## Data records
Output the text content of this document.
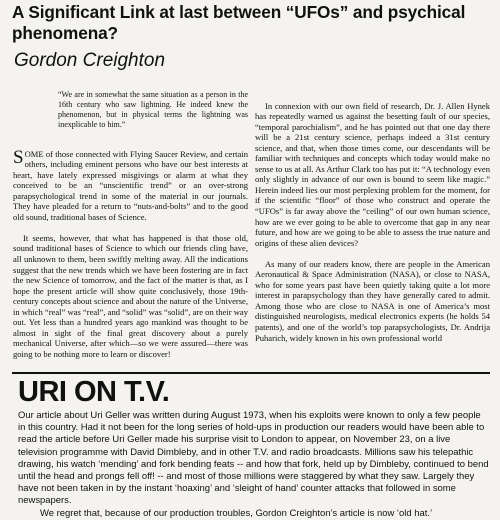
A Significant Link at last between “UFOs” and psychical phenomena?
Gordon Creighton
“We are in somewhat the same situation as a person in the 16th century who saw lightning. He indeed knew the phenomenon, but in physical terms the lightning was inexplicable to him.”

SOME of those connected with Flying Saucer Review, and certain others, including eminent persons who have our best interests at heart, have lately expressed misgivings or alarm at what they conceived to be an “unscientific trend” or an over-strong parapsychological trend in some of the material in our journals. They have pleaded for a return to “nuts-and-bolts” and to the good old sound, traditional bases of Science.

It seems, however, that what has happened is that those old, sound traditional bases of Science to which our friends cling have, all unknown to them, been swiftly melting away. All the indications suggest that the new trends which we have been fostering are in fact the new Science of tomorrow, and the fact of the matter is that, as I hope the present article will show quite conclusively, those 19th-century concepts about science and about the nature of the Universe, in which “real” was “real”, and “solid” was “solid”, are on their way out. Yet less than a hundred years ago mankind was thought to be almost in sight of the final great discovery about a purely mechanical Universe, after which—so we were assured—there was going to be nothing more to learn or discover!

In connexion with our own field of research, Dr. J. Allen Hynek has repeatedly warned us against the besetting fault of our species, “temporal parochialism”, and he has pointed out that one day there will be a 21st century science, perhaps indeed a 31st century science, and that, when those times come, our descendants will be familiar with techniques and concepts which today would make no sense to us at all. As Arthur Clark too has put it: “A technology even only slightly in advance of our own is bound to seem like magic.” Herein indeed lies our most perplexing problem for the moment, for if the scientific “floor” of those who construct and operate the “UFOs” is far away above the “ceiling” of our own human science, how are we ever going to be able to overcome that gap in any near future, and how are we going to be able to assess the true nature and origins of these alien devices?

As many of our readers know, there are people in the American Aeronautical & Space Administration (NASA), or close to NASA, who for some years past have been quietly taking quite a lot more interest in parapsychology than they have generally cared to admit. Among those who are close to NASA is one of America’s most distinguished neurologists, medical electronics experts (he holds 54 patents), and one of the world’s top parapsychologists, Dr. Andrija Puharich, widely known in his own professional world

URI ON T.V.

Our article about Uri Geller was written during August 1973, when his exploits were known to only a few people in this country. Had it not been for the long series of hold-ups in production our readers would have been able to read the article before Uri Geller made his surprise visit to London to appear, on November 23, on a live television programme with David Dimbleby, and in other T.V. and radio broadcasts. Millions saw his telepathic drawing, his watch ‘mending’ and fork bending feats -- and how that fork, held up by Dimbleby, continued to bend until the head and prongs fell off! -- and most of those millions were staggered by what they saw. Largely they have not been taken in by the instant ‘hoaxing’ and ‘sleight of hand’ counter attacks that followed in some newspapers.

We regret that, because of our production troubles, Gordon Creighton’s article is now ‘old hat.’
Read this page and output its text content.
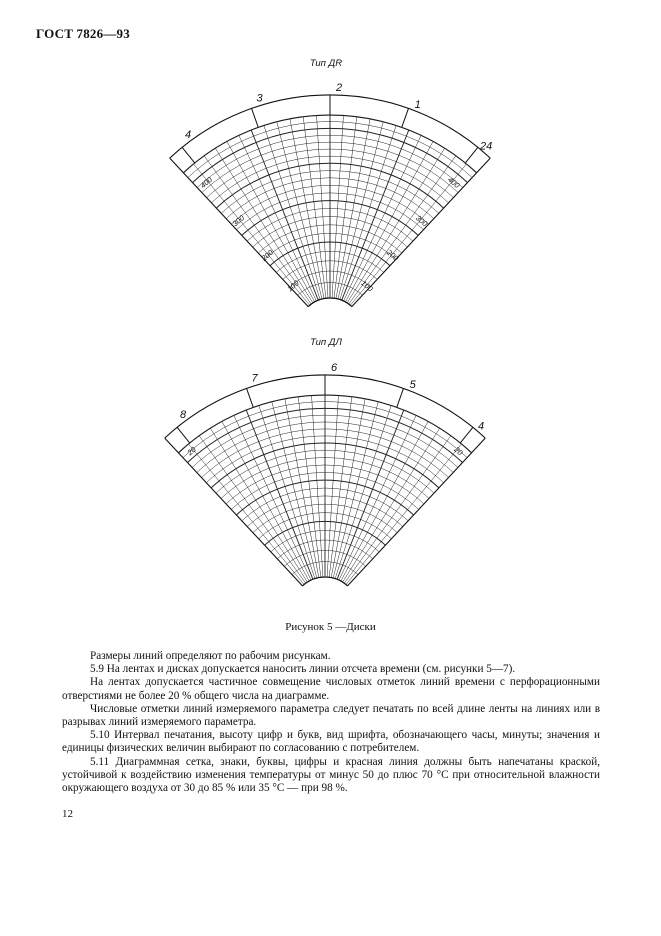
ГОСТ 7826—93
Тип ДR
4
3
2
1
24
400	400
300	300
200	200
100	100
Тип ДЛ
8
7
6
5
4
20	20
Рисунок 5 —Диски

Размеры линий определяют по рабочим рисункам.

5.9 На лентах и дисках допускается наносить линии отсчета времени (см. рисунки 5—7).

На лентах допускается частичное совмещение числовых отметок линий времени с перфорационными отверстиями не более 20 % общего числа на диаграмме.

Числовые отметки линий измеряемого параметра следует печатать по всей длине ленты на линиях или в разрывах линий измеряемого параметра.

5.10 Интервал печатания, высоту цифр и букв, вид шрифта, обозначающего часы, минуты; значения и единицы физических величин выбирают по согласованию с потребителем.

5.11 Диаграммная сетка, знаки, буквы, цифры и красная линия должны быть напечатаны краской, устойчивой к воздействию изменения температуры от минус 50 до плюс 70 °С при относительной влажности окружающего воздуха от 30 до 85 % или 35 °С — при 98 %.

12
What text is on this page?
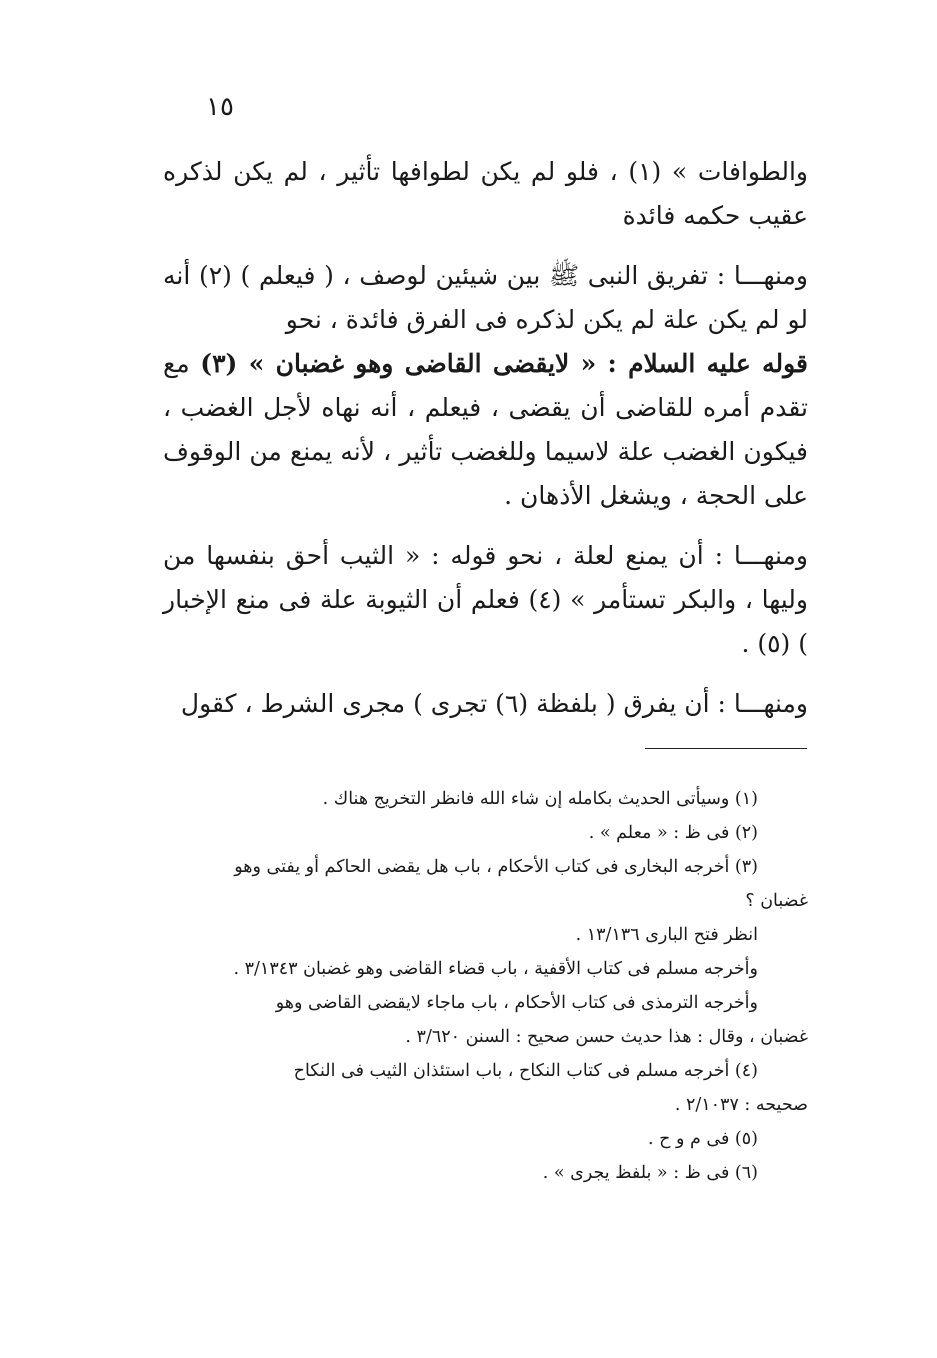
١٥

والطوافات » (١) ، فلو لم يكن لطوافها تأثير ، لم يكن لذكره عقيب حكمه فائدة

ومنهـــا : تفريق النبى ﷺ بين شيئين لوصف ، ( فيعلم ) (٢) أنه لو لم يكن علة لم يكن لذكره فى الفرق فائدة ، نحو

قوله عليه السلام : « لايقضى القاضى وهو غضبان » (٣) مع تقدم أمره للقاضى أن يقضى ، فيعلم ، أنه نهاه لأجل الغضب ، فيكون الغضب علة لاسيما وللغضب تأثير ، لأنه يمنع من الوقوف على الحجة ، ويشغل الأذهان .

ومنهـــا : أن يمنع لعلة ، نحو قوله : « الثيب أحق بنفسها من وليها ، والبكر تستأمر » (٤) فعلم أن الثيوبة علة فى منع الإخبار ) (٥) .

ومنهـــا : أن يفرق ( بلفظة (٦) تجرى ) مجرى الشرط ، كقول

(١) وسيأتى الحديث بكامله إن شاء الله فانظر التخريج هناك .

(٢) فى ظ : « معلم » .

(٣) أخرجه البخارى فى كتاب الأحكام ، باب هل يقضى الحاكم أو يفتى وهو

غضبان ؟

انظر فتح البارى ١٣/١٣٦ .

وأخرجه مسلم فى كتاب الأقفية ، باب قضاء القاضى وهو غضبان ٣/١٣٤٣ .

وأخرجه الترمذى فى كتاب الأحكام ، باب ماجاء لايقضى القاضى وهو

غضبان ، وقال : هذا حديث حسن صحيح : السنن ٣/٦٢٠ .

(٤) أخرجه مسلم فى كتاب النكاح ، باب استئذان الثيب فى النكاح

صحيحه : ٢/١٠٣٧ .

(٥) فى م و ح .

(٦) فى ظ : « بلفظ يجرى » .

## Goal
Show the lines of the records that contain the word "Gordon".

## The answer
Gordon Creighton
We regret that, because of our production troubles, Gordon Creighton’s article is now ‘old hat.’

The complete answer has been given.